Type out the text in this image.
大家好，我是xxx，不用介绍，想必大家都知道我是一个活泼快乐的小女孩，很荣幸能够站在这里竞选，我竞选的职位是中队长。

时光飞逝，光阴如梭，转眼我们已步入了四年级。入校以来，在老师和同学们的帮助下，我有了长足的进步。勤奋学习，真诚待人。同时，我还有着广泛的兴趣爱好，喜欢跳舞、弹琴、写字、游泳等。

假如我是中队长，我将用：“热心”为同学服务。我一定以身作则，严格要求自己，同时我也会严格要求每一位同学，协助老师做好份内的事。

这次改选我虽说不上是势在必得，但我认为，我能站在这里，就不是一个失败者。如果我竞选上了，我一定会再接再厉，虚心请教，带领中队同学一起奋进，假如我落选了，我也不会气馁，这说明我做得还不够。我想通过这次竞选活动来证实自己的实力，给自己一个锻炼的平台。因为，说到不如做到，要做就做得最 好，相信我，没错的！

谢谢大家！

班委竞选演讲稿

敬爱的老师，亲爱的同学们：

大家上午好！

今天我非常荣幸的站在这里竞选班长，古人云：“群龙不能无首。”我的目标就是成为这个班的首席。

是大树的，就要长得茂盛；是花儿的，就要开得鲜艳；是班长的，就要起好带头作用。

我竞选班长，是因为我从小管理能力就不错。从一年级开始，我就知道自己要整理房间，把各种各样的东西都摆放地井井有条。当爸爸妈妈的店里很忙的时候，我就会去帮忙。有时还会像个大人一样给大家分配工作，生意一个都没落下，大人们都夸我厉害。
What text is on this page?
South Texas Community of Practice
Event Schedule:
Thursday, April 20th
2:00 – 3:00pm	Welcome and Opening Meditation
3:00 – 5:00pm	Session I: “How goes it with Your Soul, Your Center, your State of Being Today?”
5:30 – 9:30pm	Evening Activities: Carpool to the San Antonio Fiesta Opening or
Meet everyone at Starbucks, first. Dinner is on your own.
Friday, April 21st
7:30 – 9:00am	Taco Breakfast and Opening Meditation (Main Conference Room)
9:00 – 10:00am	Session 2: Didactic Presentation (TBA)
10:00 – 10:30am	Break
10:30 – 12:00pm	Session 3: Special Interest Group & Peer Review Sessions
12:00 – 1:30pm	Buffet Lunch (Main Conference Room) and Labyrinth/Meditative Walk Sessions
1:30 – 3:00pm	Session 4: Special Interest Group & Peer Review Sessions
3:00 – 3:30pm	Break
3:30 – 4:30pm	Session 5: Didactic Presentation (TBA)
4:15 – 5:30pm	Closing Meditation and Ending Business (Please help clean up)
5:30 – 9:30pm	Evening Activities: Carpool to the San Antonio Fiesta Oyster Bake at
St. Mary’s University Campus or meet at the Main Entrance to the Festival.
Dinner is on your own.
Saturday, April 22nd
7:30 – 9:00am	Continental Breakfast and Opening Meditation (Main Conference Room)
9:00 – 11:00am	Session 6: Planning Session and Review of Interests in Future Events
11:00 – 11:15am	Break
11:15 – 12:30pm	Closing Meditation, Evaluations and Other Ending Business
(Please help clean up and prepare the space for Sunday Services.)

-=-=-=-=-

Problem statement> Each line in the material above must be retyped without alteration.

Exercise answer>
Type out the text in this image.
大家好，我是xxx，不用介绍，想必大家都知道我是一个活泼快乐的小女孩，很荣幸能够站在这里竞选，我竞选的职位是中队长。

时光飞逝，光阴如梭，转眼我们已步入了四年级。入校以来，在老师和同学们的帮助下，我有了长足的进步。勤奋学习，真诚待人。同时，我还有着广泛的兴趣爱好，喜欢跳舞、弹琴、写字、游泳等。

假如我是中队长，我将用：“热心”为同学服务。我一定以身作则，严格要求自己，同时我也会严格要求每一位同学，协助老师做好份内的事。

这次改选我虽说不上是势在必得，但我认为，我能站在这里，就不是一个失败者。如果我竞选上了，我一定会再接再厉，虚心请教，带领中队同学一起奋进，假如我落选了，我也不会气馁，这说明我做得还不够。我想通过这次竞选活动来证实自己的实力，给自己一个锻炼的平台。因为，说到不如做到，要做就做得最 好，相信我，没错的！

谢谢大家！

班委竞选演讲稿

敬爱的老师，亲爱的同学们：

大家上午好！

今天我非常荣幸的站在这里竞选班长，古人云：“群龙不能无首。”我的目标就是成为这个班的首席。

是大树的，就要长得茂盛；是花儿的，就要开得鲜艳；是班长的，就要起好带头作用。

我竞选班长，是因为我从小管理能力就不错。从一年级开始，我就知道自己要整理房间，把各种各样的东西都摆放地井井有条。当爸爸妈妈的店里很忙的时候，我就会去帮忙。有时还会像个大人一样给大家分配工作，生意一个都没落下，大人们都夸我厉害。
What text is on this page?
South Texas Community of Practice
Event Schedule:
Thursday, April 20th
2:00 – 3:00pm	Welcome and Opening Meditation
3:00 – 5:00pm	Session I: “How goes it with Your Soul, Your Center, your State of Being Today?”
5:30 – 9:30pm	Evening Activities: Carpool to the San Antonio Fiesta Opening or
Meet everyone at Starbucks, first. Dinner is on your own.
Friday, April 21st
7:30 – 9:00am	Taco Breakfast and Opening Meditation (Main Conference Room)
9:00 – 10:00am	Session 2: Didactic Presentation (TBA)
10:00 – 10:30am	Break
10:30 – 12:00pm	Session 3: Special Interest Group & Peer Review Sessions
12:00 – 1:30pm	Buffet Lunch (Main Conference Room) and Labyrinth/Meditative Walk Sessions
1:30 – 3:00pm	Session 4: Special Interest Group & Peer Review Sessions
3:00 – 3:30pm	Break
3:30 – 4:30pm	Session 5: Didactic Presentation (TBA)
4:15 – 5:30pm	Closing Meditation and Ending Business (Please help clean up)
5:30 – 9:30pm	Evening Activities: Carpool to the San Antonio Fiesta Oyster Bake at
St. Mary’s University Campus or meet at the Main Entrance to the Festival.
Dinner is on your own.
Saturday, April 22nd
7:30 – 9:00am	Continental Breakfast and Opening Meditation (Main Conference Room)
9:00 – 11:00am	Session 6: Planning Session and Review of Interests in Future Events
11:00 – 11:15am	Break
11:15 – 12:30pm	Closing Meditation, Evaluations and Other Ending Business
(Please help clean up and prepare the space for Sunday Services.)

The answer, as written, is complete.